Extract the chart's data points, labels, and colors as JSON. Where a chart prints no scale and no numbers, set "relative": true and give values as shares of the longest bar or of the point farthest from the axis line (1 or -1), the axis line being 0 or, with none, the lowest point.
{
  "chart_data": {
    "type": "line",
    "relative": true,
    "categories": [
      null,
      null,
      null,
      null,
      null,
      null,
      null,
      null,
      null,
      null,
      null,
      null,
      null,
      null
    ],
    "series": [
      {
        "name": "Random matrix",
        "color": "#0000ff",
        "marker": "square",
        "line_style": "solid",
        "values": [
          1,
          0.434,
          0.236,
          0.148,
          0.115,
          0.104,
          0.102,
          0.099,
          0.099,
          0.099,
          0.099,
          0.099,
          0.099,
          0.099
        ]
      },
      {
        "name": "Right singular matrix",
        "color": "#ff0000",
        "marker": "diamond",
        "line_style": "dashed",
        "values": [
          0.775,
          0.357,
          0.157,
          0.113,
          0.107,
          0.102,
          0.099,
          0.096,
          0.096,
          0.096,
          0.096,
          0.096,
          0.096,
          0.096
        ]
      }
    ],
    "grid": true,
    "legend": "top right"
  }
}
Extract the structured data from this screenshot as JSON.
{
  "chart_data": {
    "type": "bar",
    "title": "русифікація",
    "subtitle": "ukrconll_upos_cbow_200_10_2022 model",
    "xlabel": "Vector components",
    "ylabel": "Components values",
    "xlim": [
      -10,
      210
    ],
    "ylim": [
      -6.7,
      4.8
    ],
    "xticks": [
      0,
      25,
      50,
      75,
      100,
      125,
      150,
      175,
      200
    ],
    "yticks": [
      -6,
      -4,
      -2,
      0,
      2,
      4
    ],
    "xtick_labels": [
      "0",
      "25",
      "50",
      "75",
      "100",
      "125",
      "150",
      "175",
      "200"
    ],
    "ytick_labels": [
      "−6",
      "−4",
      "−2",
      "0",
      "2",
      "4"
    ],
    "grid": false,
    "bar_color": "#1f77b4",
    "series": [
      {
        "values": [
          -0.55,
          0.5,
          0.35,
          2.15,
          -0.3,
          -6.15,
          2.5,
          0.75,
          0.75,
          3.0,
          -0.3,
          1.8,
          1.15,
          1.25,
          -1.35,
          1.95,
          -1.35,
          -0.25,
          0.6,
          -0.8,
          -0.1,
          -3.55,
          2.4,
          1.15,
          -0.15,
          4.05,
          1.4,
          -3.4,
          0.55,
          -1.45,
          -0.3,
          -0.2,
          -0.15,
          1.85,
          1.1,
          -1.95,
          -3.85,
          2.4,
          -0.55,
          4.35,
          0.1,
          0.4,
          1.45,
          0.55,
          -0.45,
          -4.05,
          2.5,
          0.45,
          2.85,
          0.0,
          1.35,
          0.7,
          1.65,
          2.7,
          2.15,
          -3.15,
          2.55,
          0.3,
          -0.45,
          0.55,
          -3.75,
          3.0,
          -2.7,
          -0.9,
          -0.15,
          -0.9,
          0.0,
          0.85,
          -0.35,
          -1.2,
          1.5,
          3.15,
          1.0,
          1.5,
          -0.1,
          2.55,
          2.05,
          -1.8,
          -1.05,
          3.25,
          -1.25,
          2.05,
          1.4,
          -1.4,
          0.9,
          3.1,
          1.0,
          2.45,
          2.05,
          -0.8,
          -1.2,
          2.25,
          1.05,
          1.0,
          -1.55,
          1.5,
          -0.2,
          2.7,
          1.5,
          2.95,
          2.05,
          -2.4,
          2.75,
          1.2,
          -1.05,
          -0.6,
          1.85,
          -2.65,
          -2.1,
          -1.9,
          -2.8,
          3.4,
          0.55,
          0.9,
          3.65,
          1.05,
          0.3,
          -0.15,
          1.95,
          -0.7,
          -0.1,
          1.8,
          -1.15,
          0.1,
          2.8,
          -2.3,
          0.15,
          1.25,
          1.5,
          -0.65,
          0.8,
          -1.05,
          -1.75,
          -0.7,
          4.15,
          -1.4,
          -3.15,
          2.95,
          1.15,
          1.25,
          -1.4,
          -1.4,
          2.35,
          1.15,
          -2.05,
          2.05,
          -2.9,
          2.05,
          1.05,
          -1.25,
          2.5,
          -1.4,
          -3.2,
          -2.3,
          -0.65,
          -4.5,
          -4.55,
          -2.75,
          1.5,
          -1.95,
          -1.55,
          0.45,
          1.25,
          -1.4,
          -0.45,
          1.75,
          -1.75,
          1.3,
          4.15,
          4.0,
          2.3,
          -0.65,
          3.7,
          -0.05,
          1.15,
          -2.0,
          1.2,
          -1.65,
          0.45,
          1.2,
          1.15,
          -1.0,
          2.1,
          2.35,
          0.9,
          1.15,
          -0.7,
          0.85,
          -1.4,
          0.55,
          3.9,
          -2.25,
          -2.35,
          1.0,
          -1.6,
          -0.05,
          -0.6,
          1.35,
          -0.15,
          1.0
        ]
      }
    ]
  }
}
○ ○ ○ ○
* Task statement
Return every line containing "matrix".

* Exercise solution
        "name": "Random matrix",
        "name": "Right singular matrix",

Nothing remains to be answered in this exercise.